> [What you will do]: Transcribe each record below word for word.

> [Records for the exercise]:
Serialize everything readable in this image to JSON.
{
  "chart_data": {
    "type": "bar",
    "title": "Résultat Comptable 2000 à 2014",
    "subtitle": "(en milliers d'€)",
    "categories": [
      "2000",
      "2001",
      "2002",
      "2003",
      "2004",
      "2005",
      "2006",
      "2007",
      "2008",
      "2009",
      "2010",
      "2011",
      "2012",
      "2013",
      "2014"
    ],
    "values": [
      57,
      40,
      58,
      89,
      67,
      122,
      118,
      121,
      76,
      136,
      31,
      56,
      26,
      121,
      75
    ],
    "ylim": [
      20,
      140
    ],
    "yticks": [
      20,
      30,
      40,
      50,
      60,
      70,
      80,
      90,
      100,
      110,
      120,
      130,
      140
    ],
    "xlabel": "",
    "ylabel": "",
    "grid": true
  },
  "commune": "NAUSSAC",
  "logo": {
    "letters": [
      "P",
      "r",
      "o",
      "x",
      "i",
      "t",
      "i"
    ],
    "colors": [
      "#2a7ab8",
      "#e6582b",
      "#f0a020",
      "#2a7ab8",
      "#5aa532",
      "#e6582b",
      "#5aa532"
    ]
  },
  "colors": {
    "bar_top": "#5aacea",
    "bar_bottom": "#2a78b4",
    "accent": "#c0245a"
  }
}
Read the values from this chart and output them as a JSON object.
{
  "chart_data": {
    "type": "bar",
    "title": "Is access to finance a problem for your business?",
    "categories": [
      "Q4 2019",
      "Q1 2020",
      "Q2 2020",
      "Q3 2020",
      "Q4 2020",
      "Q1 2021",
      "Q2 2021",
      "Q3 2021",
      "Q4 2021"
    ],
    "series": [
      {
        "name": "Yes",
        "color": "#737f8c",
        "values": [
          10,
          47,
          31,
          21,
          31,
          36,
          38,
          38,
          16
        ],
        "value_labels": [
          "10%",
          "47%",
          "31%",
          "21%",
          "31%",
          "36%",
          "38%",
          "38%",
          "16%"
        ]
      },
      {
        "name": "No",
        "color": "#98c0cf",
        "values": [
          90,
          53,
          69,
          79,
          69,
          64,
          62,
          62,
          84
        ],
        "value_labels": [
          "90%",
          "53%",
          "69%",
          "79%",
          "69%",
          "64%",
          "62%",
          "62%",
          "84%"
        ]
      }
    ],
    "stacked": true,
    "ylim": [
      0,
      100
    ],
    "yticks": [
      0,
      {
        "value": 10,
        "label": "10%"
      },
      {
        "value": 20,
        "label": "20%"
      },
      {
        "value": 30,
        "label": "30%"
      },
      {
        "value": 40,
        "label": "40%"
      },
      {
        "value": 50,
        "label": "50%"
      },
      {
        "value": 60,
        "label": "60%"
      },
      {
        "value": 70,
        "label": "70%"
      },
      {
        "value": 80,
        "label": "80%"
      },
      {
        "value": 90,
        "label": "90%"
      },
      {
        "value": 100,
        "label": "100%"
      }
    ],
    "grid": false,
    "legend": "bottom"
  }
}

> [The solution]:
Serialize everything readable in this image to JSON.
{
  "chart_data": {
    "type": "bar",
    "title": "Résultat Comptable 2000 à 2014",
    "subtitle": "(en milliers d'€)",
    "categories": [
      "2000",
      "2001",
      "2002",
      "2003",
      "2004",
      "2005",
      "2006",
      "2007",
      "2008",
      "2009",
      "2010",
      "2011",
      "2012",
      "2013",
      "2014"
    ],
    "values": [
      57,
      40,
      58,
      89,
      67,
      122,
      118,
      121,
      76,
      136,
      31,
      56,
      26,
      121,
      75
    ],
    "ylim": [
      20,
      140
    ],
    "yticks": [
      20,
      30,
      40,
      50,
      60,
      70,
      80,
      90,
      100,
      110,
      120,
      130,
      140
    ],
    "xlabel": "",
    "ylabel": "",
    "grid": true
  },
  "commune": "NAUSSAC",
  "logo": {
    "letters": [
      "P",
      "r",
      "o",
      "x",
      "i",
      "t",
      "i"
    ],
    "colors": [
      "#2a7ab8",
      "#e6582b",
      "#f0a020",
      "#2a7ab8",
      "#5aa532",
      "#e6582b",
      "#5aa532"
    ]
  },
  "colors": {
    "bar_top": "#5aacea",
    "bar_bottom": "#2a78b4",
    "accent": "#c0245a"
  }
}
Read the values from this chart and output them as a JSON object.
{
  "chart_data": {
    "type": "bar",
    "title": "Is access to finance a problem for your business?",
    "categories": [
      "Q4 2019",
      "Q1 2020",
      "Q2 2020",
      "Q3 2020",
      "Q4 2020",
      "Q1 2021",
      "Q2 2021",
      "Q3 2021",
      "Q4 2021"
    ],
    "series": [
      {
        "name": "Yes",
        "color": "#737f8c",
        "values": [
          10,
          47,
          31,
          21,
          31,
          36,
          38,
          38,
          16
        ],
        "value_labels": [
          "10%",
          "47%",
          "31%",
          "21%",
          "31%",
          "36%",
          "38%",
          "38%",
          "16%"
        ]
      },
      {
        "name": "No",
        "color": "#98c0cf",
        "values": [
          90,
          53,
          69,
          79,
          69,
          64,
          62,
          62,
          84
        ],
        "value_labels": [
          "90%",
          "53%",
          "69%",
          "79%",
          "69%",
          "64%",
          "62%",
          "62%",
          "84%"
        ]
      }
    ],
    "stacked": true,
    "ylim": [
      0,
      100
    ],
    "yticks": [
      0,
      {
        "value": 10,
        "label": "10%"
      },
      {
        "value": 20,
        "label": "20%"
      },
      {
        "value": 30,
        "label": "30%"
      },
      {
        "value": 40,
        "label": "40%"
      },
      {
        "value": 50,
        "label": "50%"
      },
      {
        "value": 60,
        "label": "60%"
      },
      {
        "value": 70,
        "label": "70%"
      },
      {
        "value": 80,
        "label": "80%"
      },
      {
        "value": 90,
        "label": "90%"
      },
      {
        "value": 100,
        "label": "100%"
      }
    ],
    "grid": false,
    "legend": "bottom"
  }
}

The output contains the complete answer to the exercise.